Data entries for graphics:

-*-*-

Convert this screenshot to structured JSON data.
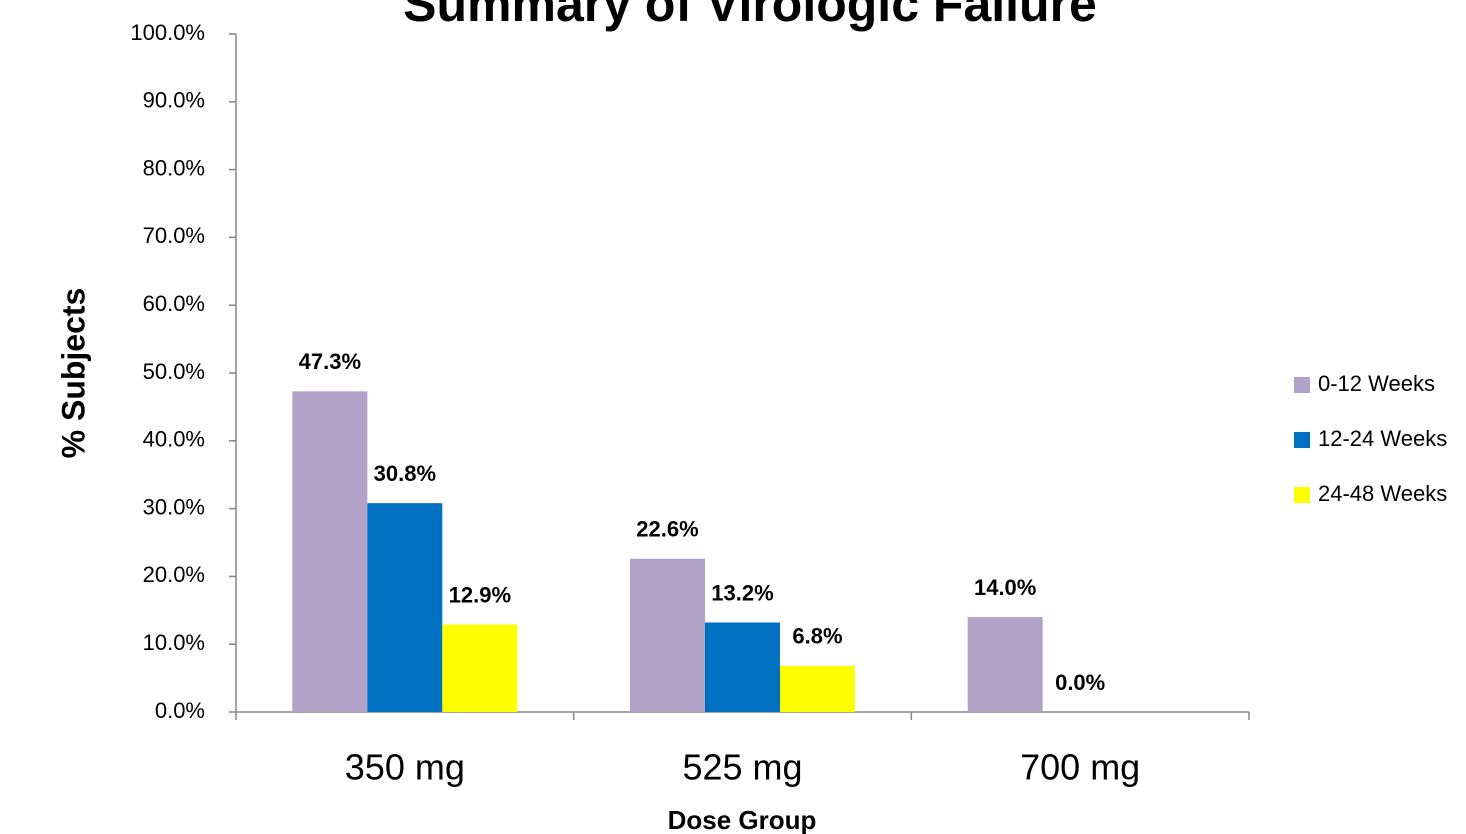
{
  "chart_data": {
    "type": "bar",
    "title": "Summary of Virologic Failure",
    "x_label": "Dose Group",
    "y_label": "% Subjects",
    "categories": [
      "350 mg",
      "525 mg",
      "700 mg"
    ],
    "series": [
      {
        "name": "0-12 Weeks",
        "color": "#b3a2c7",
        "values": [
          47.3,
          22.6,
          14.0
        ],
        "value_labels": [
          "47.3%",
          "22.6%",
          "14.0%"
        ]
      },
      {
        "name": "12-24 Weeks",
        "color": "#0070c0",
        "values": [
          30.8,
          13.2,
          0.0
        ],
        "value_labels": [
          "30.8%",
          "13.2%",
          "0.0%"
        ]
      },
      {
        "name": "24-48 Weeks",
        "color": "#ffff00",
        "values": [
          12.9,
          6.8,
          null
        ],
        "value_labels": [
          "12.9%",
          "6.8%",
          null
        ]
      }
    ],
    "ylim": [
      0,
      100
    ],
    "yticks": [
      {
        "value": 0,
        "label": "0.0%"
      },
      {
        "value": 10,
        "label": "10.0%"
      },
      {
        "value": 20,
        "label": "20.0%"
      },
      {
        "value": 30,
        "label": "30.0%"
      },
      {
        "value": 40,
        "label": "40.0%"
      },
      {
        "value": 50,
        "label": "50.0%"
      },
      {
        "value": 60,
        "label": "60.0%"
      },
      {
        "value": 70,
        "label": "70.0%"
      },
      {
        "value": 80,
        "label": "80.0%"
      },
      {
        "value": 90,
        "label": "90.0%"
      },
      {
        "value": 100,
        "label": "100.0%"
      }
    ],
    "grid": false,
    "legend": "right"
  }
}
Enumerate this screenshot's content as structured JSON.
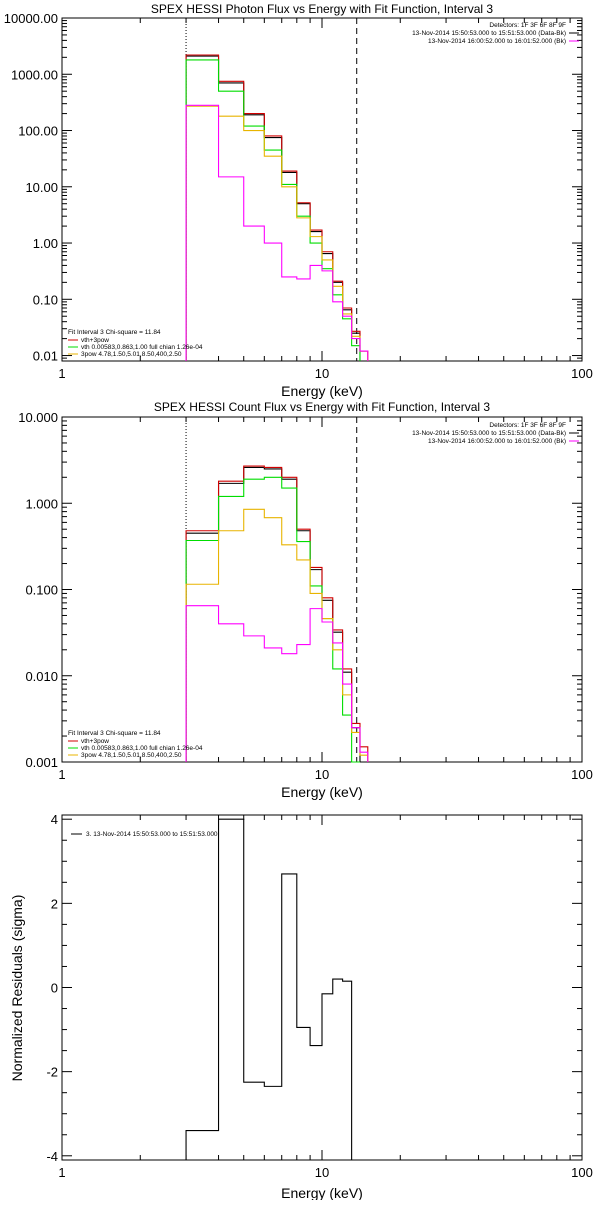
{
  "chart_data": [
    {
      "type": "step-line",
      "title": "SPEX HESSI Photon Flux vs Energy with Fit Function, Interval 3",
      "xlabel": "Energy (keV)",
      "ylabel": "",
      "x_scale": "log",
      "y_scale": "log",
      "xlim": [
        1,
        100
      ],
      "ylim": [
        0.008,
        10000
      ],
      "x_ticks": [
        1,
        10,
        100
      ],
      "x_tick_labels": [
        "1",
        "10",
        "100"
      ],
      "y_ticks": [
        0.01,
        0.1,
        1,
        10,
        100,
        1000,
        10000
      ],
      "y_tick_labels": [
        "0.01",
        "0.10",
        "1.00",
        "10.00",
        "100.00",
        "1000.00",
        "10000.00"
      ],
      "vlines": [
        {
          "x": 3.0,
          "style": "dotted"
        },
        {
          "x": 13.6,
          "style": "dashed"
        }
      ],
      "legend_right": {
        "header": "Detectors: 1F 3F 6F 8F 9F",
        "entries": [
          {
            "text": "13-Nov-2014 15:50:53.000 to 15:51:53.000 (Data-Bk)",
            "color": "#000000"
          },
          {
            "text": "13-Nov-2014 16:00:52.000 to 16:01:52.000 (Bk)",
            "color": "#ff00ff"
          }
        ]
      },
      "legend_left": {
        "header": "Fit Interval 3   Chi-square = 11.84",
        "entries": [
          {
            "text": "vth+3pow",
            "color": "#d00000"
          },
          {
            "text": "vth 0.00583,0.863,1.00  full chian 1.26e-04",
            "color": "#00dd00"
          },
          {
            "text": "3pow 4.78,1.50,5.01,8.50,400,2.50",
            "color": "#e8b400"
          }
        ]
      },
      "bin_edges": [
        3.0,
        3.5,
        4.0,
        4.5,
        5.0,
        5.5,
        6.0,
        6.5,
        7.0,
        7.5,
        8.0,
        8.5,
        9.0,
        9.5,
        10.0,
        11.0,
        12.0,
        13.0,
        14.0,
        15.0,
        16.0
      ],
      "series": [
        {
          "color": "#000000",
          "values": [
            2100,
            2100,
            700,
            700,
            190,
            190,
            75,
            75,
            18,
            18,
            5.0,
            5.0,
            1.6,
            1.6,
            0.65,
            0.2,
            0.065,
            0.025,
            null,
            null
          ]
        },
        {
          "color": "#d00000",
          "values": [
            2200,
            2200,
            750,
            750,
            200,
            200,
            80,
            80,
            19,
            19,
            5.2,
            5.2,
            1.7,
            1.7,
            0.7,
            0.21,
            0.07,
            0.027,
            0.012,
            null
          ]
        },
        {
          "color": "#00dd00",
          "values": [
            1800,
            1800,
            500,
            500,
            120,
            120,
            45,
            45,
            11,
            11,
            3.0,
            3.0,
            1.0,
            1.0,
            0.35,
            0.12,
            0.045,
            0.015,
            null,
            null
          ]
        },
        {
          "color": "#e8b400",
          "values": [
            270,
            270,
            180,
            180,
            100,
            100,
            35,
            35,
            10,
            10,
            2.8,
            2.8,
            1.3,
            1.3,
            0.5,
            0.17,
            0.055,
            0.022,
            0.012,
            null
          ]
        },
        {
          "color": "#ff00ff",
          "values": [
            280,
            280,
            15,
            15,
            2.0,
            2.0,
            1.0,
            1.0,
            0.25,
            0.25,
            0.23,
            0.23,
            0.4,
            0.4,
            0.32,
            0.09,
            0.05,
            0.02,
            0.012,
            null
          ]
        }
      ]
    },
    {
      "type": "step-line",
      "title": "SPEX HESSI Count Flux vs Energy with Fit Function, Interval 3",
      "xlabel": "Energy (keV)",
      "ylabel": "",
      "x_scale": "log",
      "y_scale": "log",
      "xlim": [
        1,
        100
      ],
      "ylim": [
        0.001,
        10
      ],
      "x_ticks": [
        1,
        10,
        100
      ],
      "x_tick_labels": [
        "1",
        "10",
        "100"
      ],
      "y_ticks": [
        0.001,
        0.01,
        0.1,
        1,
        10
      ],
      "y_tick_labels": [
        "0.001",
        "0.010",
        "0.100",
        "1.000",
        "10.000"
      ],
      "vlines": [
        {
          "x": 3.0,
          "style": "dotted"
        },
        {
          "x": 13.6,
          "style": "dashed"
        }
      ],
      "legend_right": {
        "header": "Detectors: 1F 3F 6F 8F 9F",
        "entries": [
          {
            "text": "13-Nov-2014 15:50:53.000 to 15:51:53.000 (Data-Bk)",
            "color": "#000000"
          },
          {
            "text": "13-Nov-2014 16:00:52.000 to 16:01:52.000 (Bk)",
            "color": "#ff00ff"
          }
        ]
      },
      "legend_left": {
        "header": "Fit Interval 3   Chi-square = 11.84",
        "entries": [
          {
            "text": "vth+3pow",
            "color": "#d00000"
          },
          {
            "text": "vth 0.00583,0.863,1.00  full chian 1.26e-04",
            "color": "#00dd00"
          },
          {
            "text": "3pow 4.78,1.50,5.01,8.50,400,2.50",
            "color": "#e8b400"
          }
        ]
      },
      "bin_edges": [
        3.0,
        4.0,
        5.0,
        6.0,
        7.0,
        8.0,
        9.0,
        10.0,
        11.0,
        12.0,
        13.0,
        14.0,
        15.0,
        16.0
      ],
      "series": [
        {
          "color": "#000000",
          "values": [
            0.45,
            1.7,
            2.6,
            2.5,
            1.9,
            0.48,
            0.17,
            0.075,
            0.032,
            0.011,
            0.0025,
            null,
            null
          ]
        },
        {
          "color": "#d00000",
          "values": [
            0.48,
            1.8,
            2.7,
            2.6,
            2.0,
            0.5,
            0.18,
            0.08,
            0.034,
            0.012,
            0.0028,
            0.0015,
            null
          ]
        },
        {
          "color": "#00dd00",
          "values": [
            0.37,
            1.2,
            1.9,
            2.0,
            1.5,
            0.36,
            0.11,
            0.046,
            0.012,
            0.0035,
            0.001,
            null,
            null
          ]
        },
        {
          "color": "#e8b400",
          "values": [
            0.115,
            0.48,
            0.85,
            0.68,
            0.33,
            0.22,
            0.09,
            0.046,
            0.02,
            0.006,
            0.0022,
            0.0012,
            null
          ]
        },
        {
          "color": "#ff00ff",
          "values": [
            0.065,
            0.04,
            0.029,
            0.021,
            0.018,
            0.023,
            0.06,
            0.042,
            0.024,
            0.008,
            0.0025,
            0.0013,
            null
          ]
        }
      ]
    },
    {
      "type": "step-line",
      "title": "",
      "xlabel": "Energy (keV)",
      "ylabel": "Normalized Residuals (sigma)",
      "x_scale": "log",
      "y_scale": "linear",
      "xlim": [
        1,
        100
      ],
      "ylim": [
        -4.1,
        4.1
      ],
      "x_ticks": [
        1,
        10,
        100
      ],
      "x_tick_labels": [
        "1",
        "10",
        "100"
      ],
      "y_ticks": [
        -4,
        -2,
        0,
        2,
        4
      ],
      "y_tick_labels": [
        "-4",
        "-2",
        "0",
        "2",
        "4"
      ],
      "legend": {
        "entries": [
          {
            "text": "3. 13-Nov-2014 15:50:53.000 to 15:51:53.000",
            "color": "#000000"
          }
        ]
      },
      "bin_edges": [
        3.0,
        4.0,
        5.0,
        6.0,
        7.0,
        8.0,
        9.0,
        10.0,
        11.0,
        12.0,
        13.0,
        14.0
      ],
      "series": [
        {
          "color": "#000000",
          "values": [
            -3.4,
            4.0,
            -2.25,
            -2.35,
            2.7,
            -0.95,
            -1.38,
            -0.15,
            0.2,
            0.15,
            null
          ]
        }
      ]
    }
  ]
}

-*-*-

PROMPT: Using the material above, report each line where "JSON" occurs.

ANSWER IN FULL:
Convert this screenshot to structured JSON data.
Enumerate this screenshot's content as structured JSON.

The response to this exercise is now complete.